● Your objective: Print the complete set of entries exactly.

● Record set:
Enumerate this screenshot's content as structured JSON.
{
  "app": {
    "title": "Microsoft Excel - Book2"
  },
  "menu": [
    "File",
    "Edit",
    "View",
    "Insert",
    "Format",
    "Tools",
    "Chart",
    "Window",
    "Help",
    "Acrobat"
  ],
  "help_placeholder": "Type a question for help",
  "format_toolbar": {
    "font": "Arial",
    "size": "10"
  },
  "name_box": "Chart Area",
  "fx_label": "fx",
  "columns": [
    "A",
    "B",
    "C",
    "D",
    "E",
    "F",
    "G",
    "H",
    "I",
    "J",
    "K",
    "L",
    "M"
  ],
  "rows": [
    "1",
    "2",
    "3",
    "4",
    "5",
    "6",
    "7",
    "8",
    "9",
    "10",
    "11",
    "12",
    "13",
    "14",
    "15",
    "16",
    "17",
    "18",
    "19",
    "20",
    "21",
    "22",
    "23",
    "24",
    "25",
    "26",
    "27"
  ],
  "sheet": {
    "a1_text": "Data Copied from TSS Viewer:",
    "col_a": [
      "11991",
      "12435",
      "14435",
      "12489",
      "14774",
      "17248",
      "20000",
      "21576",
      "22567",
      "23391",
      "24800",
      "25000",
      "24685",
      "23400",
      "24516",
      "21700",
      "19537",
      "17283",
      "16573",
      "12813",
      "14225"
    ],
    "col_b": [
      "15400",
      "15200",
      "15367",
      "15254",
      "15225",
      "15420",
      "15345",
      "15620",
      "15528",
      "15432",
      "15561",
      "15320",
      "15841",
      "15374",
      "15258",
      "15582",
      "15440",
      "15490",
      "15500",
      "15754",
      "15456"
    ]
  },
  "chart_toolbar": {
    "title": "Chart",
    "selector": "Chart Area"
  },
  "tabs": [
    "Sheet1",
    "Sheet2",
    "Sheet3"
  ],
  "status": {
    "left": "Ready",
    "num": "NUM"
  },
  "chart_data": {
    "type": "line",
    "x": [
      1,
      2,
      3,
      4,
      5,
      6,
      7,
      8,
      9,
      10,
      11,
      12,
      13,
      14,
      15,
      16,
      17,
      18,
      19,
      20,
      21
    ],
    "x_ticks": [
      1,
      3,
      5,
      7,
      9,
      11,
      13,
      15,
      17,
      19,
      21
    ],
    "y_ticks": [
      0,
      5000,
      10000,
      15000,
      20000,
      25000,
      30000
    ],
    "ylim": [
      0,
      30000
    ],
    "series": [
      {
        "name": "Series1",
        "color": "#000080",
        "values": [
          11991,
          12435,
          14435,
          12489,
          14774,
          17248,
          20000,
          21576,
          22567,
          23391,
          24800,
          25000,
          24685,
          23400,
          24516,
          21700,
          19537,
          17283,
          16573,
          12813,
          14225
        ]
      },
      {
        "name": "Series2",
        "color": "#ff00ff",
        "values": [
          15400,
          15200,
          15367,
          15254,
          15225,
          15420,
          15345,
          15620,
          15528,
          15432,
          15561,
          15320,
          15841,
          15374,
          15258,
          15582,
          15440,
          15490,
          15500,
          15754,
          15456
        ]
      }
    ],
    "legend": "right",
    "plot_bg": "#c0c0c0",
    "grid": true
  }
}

● Written answer:
Enumerate this screenshot's content as structured JSON.
{
  "app": {
    "title": "Microsoft Excel - Book2"
  },
  "menu": [
    "File",
    "Edit",
    "View",
    "Insert",
    "Format",
    "Tools",
    "Chart",
    "Window",
    "Help",
    "Acrobat"
  ],
  "help_placeholder": "Type a question for help",
  "format_toolbar": {
    "font": "Arial",
    "size": "10"
  },
  "name_box": "Chart Area",
  "fx_label": "fx",
  "columns": [
    "A",
    "B",
    "C",
    "D",
    "E",
    "F",
    "G",
    "H",
    "I",
    "J",
    "K",
    "L",
    "M"
  ],
  "rows": [
    "1",
    "2",
    "3",
    "4",
    "5",
    "6",
    "7",
    "8",
    "9",
    "10",
    "11",
    "12",
    "13",
    "14",
    "15",
    "16",
    "17",
    "18",
    "19",
    "20",
    "21",
    "22",
    "23",
    "24",
    "25",
    "26",
    "27"
  ],
  "sheet": {
    "a1_text": "Data Copied from TSS Viewer:",
    "col_a": [
      "11991",
      "12435",
      "14435",
      "12489",
      "14774",
      "17248",
      "20000",
      "21576",
      "22567",
      "23391",
      "24800",
      "25000",
      "24685",
      "23400",
      "24516",
      "21700",
      "19537",
      "17283",
      "16573",
      "12813",
      "14225"
    ],
    "col_b": [
      "15400",
      "15200",
      "15367",
      "15254",
      "15225",
      "15420",
      "15345",
      "15620",
      "15528",
      "15432",
      "15561",
      "15320",
      "15841",
      "15374",
      "15258",
      "15582",
      "15440",
      "15490",
      "15500",
      "15754",
      "15456"
    ]
  },
  "chart_toolbar": {
    "title": "Chart",
    "selector": "Chart Area"
  },
  "tabs": [
    "Sheet1",
    "Sheet2",
    "Sheet3"
  ],
  "status": {
    "left": "Ready",
    "num": "NUM"
  },
  "chart_data": {
    "type": "line",
    "x": [
      1,
      2,
      3,
      4,
      5,
      6,
      7,
      8,
      9,
      10,
      11,
      12,
      13,
      14,
      15,
      16,
      17,
      18,
      19,
      20,
      21
    ],
    "x_ticks": [
      1,
      3,
      5,
      7,
      9,
      11,
      13,
      15,
      17,
      19,
      21
    ],
    "y_ticks": [
      0,
      5000,
      10000,
      15000,
      20000,
      25000,
      30000
    ],
    "ylim": [
      0,
      30000
    ],
    "series": [
      {
        "name": "Series1",
        "color": "#000080",
        "values": [
          11991,
          12435,
          14435,
          12489,
          14774,
          17248,
          20000,
          21576,
          22567,
          23391,
          24800,
          25000,
          24685,
          23400,
          24516,
          21700,
          19537,
          17283,
          16573,
          12813,
          14225
        ]
      },
      {
        "name": "Series2",
        "color": "#ff00ff",
        "values": [
          15400,
          15200,
          15367,
          15254,
          15225,
          15420,
          15345,
          15620,
          15528,
          15432,
          15561,
          15320,
          15841,
          15374,
          15258,
          15582,
          15440,
          15490,
          15500,
          15754,
          15456
        ]
      }
    ],
    "legend": "right",
    "plot_bg": "#c0c0c0",
    "grid": true
  }
}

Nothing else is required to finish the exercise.